● **YOUR GOAL**: Extract every line that includes the string "Qovushqoqlikning".

(Recorded data)
§

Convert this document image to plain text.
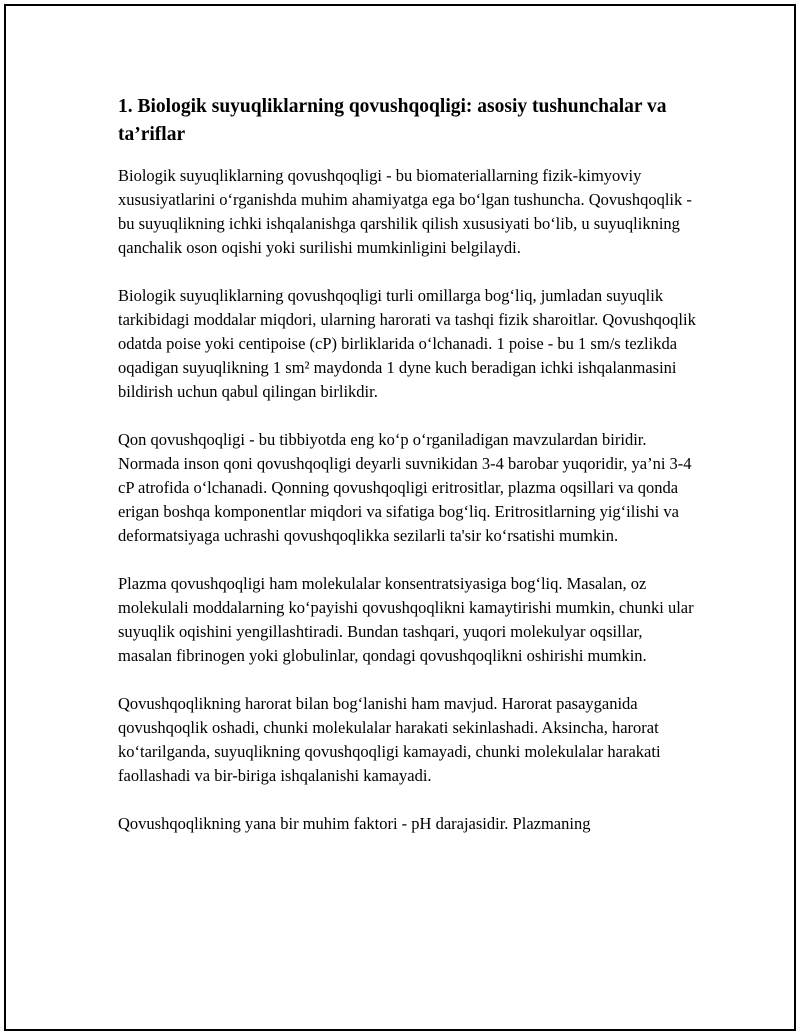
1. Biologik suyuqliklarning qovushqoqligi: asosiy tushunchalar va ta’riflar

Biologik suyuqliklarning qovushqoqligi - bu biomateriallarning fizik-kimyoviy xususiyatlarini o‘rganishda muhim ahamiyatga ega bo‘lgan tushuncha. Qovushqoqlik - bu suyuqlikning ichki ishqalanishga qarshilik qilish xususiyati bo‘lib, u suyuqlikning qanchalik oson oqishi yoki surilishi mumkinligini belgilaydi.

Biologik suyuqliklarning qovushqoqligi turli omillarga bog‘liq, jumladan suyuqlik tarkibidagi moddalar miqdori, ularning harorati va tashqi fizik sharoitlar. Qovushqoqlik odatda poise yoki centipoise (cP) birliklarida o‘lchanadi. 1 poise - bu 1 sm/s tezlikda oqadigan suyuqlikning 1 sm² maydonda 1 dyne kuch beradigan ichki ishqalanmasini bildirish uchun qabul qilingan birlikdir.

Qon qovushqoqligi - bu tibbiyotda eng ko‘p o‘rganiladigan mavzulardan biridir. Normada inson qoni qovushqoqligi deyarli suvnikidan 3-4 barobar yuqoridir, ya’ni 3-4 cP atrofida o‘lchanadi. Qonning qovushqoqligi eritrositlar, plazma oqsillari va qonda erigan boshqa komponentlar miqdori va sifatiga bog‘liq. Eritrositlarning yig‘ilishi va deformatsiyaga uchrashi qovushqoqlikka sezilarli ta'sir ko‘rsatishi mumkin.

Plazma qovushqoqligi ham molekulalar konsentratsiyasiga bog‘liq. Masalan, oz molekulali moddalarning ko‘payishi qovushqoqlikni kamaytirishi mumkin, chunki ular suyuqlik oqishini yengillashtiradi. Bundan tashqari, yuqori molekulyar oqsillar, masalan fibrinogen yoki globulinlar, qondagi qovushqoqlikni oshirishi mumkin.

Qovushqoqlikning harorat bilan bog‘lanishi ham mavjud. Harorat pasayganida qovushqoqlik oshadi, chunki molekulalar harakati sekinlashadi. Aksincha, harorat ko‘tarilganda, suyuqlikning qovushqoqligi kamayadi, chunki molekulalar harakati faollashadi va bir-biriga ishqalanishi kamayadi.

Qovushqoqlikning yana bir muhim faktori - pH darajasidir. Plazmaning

§

● **THE REPLY**:
Qovushqoqlikning harorat bilan bog‘lanishi ham mavjud. Harorat pasayganida qovushqoqlik oshadi, chunki molekulalar harakati sekinlashadi. Aksincha, harorat ko‘tarilganda, suyuqlikning qovushqoqligi kamayadi, chunki molekulalar harakati faollashadi va bir-biriga ishqalanishi kamayadi.
Qovushqoqlikning yana bir muhim faktori - pH darajasidir. Plazmaning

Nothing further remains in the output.